Stored data:
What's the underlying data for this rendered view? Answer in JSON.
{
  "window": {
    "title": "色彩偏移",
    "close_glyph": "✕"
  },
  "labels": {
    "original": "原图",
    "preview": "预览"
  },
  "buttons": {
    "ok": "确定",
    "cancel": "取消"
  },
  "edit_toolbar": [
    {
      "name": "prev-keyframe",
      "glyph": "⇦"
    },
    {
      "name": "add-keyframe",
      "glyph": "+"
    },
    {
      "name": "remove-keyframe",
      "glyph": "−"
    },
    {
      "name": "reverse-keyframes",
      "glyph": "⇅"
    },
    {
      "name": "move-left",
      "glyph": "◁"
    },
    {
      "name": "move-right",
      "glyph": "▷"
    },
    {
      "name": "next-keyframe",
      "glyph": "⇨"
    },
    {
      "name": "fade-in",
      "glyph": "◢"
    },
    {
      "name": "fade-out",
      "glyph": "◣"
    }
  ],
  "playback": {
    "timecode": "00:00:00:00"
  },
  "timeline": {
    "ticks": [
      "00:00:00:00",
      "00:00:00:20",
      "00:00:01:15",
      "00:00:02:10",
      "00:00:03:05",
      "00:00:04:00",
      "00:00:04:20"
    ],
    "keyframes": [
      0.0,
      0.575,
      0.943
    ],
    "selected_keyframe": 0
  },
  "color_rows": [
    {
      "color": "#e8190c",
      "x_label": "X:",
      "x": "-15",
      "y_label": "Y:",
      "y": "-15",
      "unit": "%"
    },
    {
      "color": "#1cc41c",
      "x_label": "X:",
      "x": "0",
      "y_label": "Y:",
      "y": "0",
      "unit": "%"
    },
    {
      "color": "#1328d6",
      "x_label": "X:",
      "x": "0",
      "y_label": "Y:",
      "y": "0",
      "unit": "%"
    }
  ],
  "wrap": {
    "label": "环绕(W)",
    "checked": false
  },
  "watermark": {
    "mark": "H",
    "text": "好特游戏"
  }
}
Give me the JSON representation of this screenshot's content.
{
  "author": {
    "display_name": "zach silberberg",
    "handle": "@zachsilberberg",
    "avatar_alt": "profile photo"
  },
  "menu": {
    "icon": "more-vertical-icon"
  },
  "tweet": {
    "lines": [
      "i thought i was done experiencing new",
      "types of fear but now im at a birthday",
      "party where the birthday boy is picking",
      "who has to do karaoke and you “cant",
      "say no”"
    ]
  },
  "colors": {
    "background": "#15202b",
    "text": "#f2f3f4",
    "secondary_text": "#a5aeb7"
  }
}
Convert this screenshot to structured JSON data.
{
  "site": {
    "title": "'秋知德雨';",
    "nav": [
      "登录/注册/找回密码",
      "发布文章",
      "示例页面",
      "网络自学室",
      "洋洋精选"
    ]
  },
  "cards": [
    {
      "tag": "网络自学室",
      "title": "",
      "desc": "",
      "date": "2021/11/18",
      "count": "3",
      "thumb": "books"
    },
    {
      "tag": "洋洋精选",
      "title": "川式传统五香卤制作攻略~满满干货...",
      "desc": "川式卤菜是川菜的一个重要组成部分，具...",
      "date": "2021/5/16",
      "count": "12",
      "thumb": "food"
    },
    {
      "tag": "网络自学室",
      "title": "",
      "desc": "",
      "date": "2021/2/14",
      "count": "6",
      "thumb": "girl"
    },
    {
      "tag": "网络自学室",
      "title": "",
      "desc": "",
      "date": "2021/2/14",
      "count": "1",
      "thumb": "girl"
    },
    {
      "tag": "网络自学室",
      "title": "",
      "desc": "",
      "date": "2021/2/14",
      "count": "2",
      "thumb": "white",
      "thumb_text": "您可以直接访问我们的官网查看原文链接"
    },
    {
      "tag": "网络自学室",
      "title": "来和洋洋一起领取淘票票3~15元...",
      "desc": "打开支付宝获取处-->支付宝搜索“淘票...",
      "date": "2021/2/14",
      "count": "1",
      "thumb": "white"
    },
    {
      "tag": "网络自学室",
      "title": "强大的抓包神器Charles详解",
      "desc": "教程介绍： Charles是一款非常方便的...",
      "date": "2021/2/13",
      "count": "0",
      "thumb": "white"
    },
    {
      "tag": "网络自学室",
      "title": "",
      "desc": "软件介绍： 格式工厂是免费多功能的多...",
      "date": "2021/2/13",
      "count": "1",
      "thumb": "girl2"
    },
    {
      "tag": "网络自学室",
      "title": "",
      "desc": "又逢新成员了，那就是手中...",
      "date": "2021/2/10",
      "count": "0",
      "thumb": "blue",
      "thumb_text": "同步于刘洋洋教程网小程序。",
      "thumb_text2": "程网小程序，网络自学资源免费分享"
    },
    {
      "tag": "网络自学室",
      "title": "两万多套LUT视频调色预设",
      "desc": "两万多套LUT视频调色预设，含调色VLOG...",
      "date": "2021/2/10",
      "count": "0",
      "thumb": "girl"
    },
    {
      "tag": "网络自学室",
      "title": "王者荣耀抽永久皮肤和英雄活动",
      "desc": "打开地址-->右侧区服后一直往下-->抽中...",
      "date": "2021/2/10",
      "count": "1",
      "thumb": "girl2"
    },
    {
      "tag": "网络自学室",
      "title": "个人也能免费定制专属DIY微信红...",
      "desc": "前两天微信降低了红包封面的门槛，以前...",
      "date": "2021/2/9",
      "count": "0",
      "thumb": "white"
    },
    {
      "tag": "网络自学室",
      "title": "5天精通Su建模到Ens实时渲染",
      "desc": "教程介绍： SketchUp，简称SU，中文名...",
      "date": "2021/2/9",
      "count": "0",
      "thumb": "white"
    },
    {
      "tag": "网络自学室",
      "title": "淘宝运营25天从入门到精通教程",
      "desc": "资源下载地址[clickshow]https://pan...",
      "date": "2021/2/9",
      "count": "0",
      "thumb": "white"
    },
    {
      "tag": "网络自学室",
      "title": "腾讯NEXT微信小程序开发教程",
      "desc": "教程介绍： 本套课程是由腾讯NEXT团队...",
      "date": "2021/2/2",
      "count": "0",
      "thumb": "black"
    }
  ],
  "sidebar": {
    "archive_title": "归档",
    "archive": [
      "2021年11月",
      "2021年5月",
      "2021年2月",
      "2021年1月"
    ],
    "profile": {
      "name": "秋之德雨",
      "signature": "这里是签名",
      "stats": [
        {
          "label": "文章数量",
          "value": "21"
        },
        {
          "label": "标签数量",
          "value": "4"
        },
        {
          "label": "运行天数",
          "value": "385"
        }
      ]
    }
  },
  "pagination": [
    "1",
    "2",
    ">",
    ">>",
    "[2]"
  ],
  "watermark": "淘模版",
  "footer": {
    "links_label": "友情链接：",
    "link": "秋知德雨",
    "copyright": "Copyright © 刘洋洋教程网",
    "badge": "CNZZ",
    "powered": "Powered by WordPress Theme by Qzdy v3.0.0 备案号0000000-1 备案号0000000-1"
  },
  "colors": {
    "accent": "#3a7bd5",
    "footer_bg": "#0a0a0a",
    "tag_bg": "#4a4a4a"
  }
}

__Problem__: Extract the listing in its entirety and repeat it exactly.

__Response__:
What's the underlying data for this rendered view? Answer in JSON.
{
  "window": {
    "title": "色彩偏移",
    "close_glyph": "✕"
  },
  "labels": {
    "original": "原图",
    "preview": "预览"
  },
  "buttons": {
    "ok": "确定",
    "cancel": "取消"
  },
  "edit_toolbar": [
    {
      "name": "prev-keyframe",
      "glyph": "⇦"
    },
    {
      "name": "add-keyframe",
      "glyph": "+"
    },
    {
      "name": "remove-keyframe",
      "glyph": "−"
    },
    {
      "name": "reverse-keyframes",
      "glyph": "⇅"
    },
    {
      "name": "move-left",
      "glyph": "◁"
    },
    {
      "name": "move-right",
      "glyph": "▷"
    },
    {
      "name": "next-keyframe",
      "glyph": "⇨"
    },
    {
      "name": "fade-in",
      "glyph": "◢"
    },
    {
      "name": "fade-out",
      "glyph": "◣"
    }
  ],
  "playback": {
    "timecode": "00:00:00:00"
  },
  "timeline": {
    "ticks": [
      "00:00:00:00",
      "00:00:00:20",
      "00:00:01:15",
      "00:00:02:10",
      "00:00:03:05",
      "00:00:04:00",
      "00:00:04:20"
    ],
    "keyframes": [
      0.0,
      0.575,
      0.943
    ],
    "selected_keyframe": 0
  },
  "color_rows": [
    {
      "color": "#e8190c",
      "x_label": "X:",
      "x": "-15",
      "y_label": "Y:",
      "y": "-15",
      "unit": "%"
    },
    {
      "color": "#1cc41c",
      "x_label": "X:",
      "x": "0",
      "y_label": "Y:",
      "y": "0",
      "unit": "%"
    },
    {
      "color": "#1328d6",
      "x_label": "X:",
      "x": "0",
      "y_label": "Y:",
      "y": "0",
      "unit": "%"
    }
  ],
  "wrap": {
    "label": "环绕(W)",
    "checked": false
  },
  "watermark": {
    "mark": "H",
    "text": "好特游戏"
  }
}
Give me the JSON representation of this screenshot's content.
{
  "author": {
    "display_name": "zach silberberg",
    "handle": "@zachsilberberg",
    "avatar_alt": "profile photo"
  },
  "menu": {
    "icon": "more-vertical-icon"
  },
  "tweet": {
    "lines": [
      "i thought i was done experiencing new",
      "types of fear but now im at a birthday",
      "party where the birthday boy is picking",
      "who has to do karaoke and you “cant",
      "say no”"
    ]
  },
  "colors": {
    "background": "#15202b",
    "text": "#f2f3f4",
    "secondary_text": "#a5aeb7"
  }
}
Convert this screenshot to structured JSON data.
{
  "site": {
    "title": "'秋知德雨';",
    "nav": [
      "登录/注册/找回密码",
      "发布文章",
      "示例页面",
      "网络自学室",
      "洋洋精选"
    ]
  },
  "cards": [
    {
      "tag": "网络自学室",
      "title": "",
      "desc": "",
      "date": "2021/11/18",
      "count": "3",
      "thumb": "books"
    },
    {
      "tag": "洋洋精选",
      "title": "川式传统五香卤制作攻略~满满干货...",
      "desc": "川式卤菜是川菜的一个重要组成部分，具...",
      "date": "2021/5/16",
      "count": "12",
      "thumb": "food"
    },
    {
      "tag": "网络自学室",
      "title": "",
      "desc": "",
      "date": "2021/2/14",
      "count": "6",
      "thumb": "girl"
    },
    {
      "tag": "网络自学室",
      "title": "",
      "desc": "",
      "date": "2021/2/14",
      "count": "1",
      "thumb": "girl"
    },
    {
      "tag": "网络自学室",
      "title": "",
      "desc": "",
      "date": "2021/2/14",
      "count": "2",
      "thumb": "white",
      "thumb_text": "您可以直接访问我们的官网查看原文链接"
    },
    {
      "tag": "网络自学室",
      "title": "来和洋洋一起领取淘票票3~15元...",
      "desc": "打开支付宝获取处-->支付宝搜索“淘票...",
      "date": "2021/2/14",
      "count": "1",
      "thumb": "white"
    },
    {
      "tag": "网络自学室",
      "title": "强大的抓包神器Charles详解",
      "desc": "教程介绍： Charles是一款非常方便的...",
      "date": "2021/2/13",
      "count": "0",
      "thumb": "white"
    },
    {
      "tag": "网络自学室",
      "title": "",
      "desc": "软件介绍： 格式工厂是免费多功能的多...",
      "date": "2021/2/13",
      "count": "1",
      "thumb": "girl2"
    },
    {
      "tag": "网络自学室",
      "title": "",
      "desc": "又逢新成员了，那就是手中...",
      "date": "2021/2/10",
      "count": "0",
      "thumb": "blue",
      "thumb_text": "同步于刘洋洋教程网小程序。",
      "thumb_text2": "程网小程序，网络自学资源免费分享"
    },
    {
      "tag": "网络自学室",
      "title": "两万多套LUT视频调色预设",
      "desc": "两万多套LUT视频调色预设，含调色VLOG...",
      "date": "2021/2/10",
      "count": "0",
      "thumb": "girl"
    },
    {
      "tag": "网络自学室",
      "title": "王者荣耀抽永久皮肤和英雄活动",
      "desc": "打开地址-->右侧区服后一直往下-->抽中...",
      "date": "2021/2/10",
      "count": "1",
      "thumb": "girl2"
    },
    {
      "tag": "网络自学室",
      "title": "个人也能免费定制专属DIY微信红...",
      "desc": "前两天微信降低了红包封面的门槛，以前...",
      "date": "2021/2/9",
      "count": "0",
      "thumb": "white"
    },
    {
      "tag": "网络自学室",
      "title": "5天精通Su建模到Ens实时渲染",
      "desc": "教程介绍： SketchUp，简称SU，中文名...",
      "date": "2021/2/9",
      "count": "0",
      "thumb": "white"
    },
    {
      "tag": "网络自学室",
      "title": "淘宝运营25天从入门到精通教程",
      "desc": "资源下载地址[clickshow]https://pan...",
      "date": "2021/2/9",
      "count": "0",
      "thumb": "white"
    },
    {
      "tag": "网络自学室",
      "title": "腾讯NEXT微信小程序开发教程",
      "desc": "教程介绍： 本套课程是由腾讯NEXT团队...",
      "date": "2021/2/2",
      "count": "0",
      "thumb": "black"
    }
  ],
  "sidebar": {
    "archive_title": "归档",
    "archive": [
      "2021年11月",
      "2021年5月",
      "2021年2月",
      "2021年1月"
    ],
    "profile": {
      "name": "秋之德雨",
      "signature": "这里是签名",
      "stats": [
        {
          "label": "文章数量",
          "value": "21"
        },
        {
          "label": "标签数量",
          "value": "4"
        },
        {
          "label": "运行天数",
          "value": "385"
        }
      ]
    }
  },
  "pagination": [
    "1",
    "2",
    ">",
    ">>",
    "[2]"
  ],
  "watermark": "淘模版",
  "footer": {
    "links_label": "友情链接：",
    "link": "秋知德雨",
    "copyright": "Copyright © 刘洋洋教程网",
    "badge": "CNZZ",
    "powered": "Powered by WordPress Theme by Qzdy v3.0.0 备案号0000000-1 备案号0000000-1"
  },
  "colors": {
    "accent": "#3a7bd5",
    "footer_bg": "#0a0a0a",
    "tag_bg": "#4a4a4a"
  }
}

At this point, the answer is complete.